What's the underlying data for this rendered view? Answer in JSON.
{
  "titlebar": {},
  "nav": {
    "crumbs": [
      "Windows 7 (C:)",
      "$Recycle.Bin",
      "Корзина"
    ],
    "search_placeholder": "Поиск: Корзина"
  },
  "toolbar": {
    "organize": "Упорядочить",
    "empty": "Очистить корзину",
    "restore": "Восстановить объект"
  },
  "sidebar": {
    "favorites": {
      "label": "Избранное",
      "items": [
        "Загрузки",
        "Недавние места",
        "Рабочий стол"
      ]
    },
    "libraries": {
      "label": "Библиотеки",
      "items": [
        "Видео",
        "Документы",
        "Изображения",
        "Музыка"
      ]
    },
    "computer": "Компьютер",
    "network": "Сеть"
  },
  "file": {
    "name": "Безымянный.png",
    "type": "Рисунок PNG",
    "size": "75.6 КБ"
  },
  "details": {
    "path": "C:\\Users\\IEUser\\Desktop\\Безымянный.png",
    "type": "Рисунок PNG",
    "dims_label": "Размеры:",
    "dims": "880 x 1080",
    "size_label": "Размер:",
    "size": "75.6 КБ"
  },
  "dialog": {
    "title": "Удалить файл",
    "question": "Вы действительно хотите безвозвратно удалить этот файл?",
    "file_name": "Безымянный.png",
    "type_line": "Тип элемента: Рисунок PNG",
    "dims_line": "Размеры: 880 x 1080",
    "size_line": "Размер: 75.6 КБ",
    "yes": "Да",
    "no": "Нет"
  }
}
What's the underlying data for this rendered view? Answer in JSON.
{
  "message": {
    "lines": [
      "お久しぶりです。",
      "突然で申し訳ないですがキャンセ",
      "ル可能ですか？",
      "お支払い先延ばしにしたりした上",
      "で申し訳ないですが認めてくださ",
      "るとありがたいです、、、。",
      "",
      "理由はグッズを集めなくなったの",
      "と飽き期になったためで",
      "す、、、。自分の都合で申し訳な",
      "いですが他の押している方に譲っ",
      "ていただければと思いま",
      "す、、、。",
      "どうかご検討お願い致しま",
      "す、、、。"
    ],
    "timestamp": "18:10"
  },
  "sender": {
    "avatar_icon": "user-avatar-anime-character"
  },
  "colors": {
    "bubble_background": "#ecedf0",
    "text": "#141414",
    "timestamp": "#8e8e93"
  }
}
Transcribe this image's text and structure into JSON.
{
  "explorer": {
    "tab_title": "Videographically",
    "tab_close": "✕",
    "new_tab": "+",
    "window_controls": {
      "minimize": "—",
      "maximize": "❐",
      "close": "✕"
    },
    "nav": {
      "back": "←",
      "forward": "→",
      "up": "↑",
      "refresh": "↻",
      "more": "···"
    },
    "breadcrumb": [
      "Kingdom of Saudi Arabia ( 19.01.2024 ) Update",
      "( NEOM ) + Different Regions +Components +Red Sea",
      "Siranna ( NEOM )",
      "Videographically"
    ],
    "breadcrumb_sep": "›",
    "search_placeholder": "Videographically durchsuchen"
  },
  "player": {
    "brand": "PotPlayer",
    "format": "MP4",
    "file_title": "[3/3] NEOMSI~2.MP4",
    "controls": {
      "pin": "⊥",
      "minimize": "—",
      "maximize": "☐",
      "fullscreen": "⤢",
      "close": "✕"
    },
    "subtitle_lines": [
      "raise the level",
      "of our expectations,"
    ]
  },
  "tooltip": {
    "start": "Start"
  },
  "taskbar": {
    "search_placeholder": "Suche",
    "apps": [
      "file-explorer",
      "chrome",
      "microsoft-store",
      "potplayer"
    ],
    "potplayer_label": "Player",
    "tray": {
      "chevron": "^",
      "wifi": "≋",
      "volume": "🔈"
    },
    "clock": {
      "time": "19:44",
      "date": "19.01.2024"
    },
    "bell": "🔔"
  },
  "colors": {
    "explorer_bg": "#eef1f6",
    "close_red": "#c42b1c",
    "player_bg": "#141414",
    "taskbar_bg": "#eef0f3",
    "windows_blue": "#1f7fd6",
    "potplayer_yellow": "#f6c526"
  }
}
-----
STATED EXERCISE
Output an exact copy of each record.

RESPONSE FOR THIS EXERCISE
What's the underlying data for this rendered view? Answer in JSON.
{
  "titlebar": {},
  "nav": {
    "crumbs": [
      "Windows 7 (C:)",
      "$Recycle.Bin",
      "Корзина"
    ],
    "search_placeholder": "Поиск: Корзина"
  },
  "toolbar": {
    "organize": "Упорядочить",
    "empty": "Очистить корзину",
    "restore": "Восстановить объект"
  },
  "sidebar": {
    "favorites": {
      "label": "Избранное",
      "items": [
        "Загрузки",
        "Недавние места",
        "Рабочий стол"
      ]
    },
    "libraries": {
      "label": "Библиотеки",
      "items": [
        "Видео",
        "Документы",
        "Изображения",
        "Музыка"
      ]
    },
    "computer": "Компьютер",
    "network": "Сеть"
  },
  "file": {
    "name": "Безымянный.png",
    "type": "Рисунок PNG",
    "size": "75.6 КБ"
  },
  "details": {
    "path": "C:\\Users\\IEUser\\Desktop\\Безымянный.png",
    "type": "Рисунок PNG",
    "dims_label": "Размеры:",
    "dims": "880 x 1080",
    "size_label": "Размер:",
    "size": "75.6 КБ"
  },
  "dialog": {
    "title": "Удалить файл",
    "question": "Вы действительно хотите безвозвратно удалить этот файл?",
    "file_name": "Безымянный.png",
    "type_line": "Тип элемента: Рисунок PNG",
    "dims_line": "Размеры: 880 x 1080",
    "size_line": "Размер: 75.6 КБ",
    "yes": "Да",
    "no": "Нет"
  }
}
What's the underlying data for this rendered view? Answer in JSON.
{
  "message": {
    "lines": [
      "お久しぶりです。",
      "突然で申し訳ないですがキャンセ",
      "ル可能ですか？",
      "お支払い先延ばしにしたりした上",
      "で申し訳ないですが認めてくださ",
      "るとありがたいです、、、。",
      "",
      "理由はグッズを集めなくなったの",
      "と飽き期になったためで",
      "す、、、。自分の都合で申し訳な",
      "いですが他の押している方に譲っ",
      "ていただければと思いま",
      "す、、、。",
      "どうかご検討お願い致しま",
      "す、、、。"
    ],
    "timestamp": "18:10"
  },
  "sender": {
    "avatar_icon": "user-avatar-anime-character"
  },
  "colors": {
    "bubble_background": "#ecedf0",
    "text": "#141414",
    "timestamp": "#8e8e93"
  }
}
Transcribe this image's text and structure into JSON.
{
  "explorer": {
    "tab_title": "Videographically",
    "tab_close": "✕",
    "new_tab": "+",
    "window_controls": {
      "minimize": "—",
      "maximize": "❐",
      "close": "✕"
    },
    "nav": {
      "back": "←",
      "forward": "→",
      "up": "↑",
      "refresh": "↻",
      "more": "···"
    },
    "breadcrumb": [
      "Kingdom of Saudi Arabia ( 19.01.2024 ) Update",
      "( NEOM ) + Different Regions +Components +Red Sea",
      "Siranna ( NEOM )",
      "Videographically"
    ],
    "breadcrumb_sep": "›",
    "search_placeholder": "Videographically durchsuchen"
  },
  "player": {
    "brand": "PotPlayer",
    "format": "MP4",
    "file_title": "[3/3] NEOMSI~2.MP4",
    "controls": {
      "pin": "⊥",
      "minimize": "—",
      "maximize": "☐",
      "fullscreen": "⤢",
      "close": "✕"
    },
    "subtitle_lines": [
      "raise the level",
      "of our expectations,"
    ]
  },
  "tooltip": {
    "start": "Start"
  },
  "taskbar": {
    "search_placeholder": "Suche",
    "apps": [
      "file-explorer",
      "chrome",
      "microsoft-store",
      "potplayer"
    ],
    "potplayer_label": "Player",
    "tray": {
      "chevron": "^",
      "wifi": "≋",
      "volume": "🔈"
    },
    "clock": {
      "time": "19:44",
      "date": "19.01.2024"
    },
    "bell": "🔔"
  },
  "colors": {
    "explorer_bg": "#eef1f6",
    "close_red": "#c42b1c",
    "player_bg": "#141414",
    "taskbar_bg": "#eef0f3",
    "windows_blue": "#1f7fd6",
    "potplayer_yellow": "#f6c526"
  }
}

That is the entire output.